Exercise task
Quote the records in full and leave their pictures out.

Given records

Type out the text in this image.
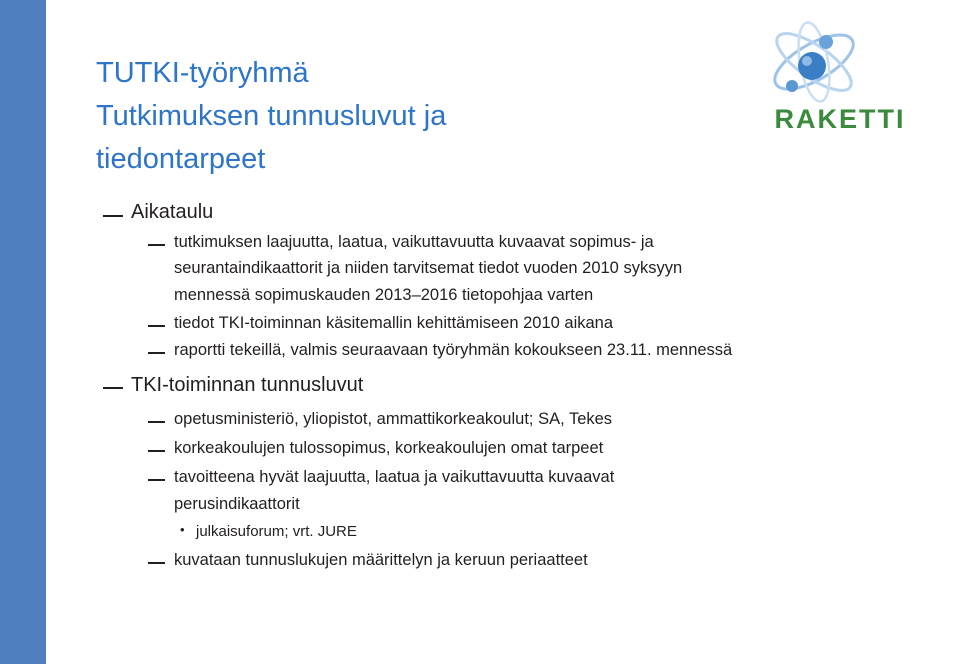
TUTKI-työryhmä
Tutkimuksen tunnusluvut ja
tiedontarpeet
RAKETTI
Aikataulu
tutkimuksen laajuutta, laatua, vaikuttavuutta kuvaavat sopimus- ja
seurantaindikaattorit ja niiden tarvitsemat tiedot vuoden 2010 syksyyn
mennessä sopimuskauden 2013–2016 tietopohjaa varten
tiedot TKI-toiminnan käsitemallin kehittämiseen 2010 aikana
raportti tekeillä, valmis seuraavaan työryhmän kokoukseen 23.11. mennessä
TKI-toiminnan tunnusluvut
opetusministeriö, yliopistot, ammattikorkeakoulut; SA, Tekes
korkeakoulujen tulossopimus, korkeakoulujen omat tarpeet
tavoitteena hyvät laajuutta, laatua ja vaikuttavuutta kuvaavat
perusindikaattorit
• julkaisuforum; vrt. JURE
kuvataan tunnuslukujen määrittelyn ja keruun periaatteet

Task response
Type out the text in this image.
TUTKI-työryhmä
Tutkimuksen tunnusluvut ja
tiedontarpeet
RAKETTI
Aikataulu
tutkimuksen laajuutta, laatua, vaikuttavuutta kuvaavat sopimus- ja
seurantaindikaattorit ja niiden tarvitsemat tiedot vuoden 2010 syksyyn
mennessä sopimuskauden 2013–2016 tietopohjaa varten
tiedot TKI-toiminnan käsitemallin kehittämiseen 2010 aikana
raportti tekeillä, valmis seuraavaan työryhmän kokoukseen 23.11. mennessä
TKI-toiminnan tunnusluvut
opetusministeriö, yliopistot, ammattikorkeakoulut; SA, Tekes
korkeakoulujen tulossopimus, korkeakoulujen omat tarpeet
tavoitteena hyvät laajuutta, laatua ja vaikuttavuutta kuvaavat
perusindikaattorit
• julkaisuforum; vrt. JURE
kuvataan tunnuslukujen määrittelyn ja keruun periaatteet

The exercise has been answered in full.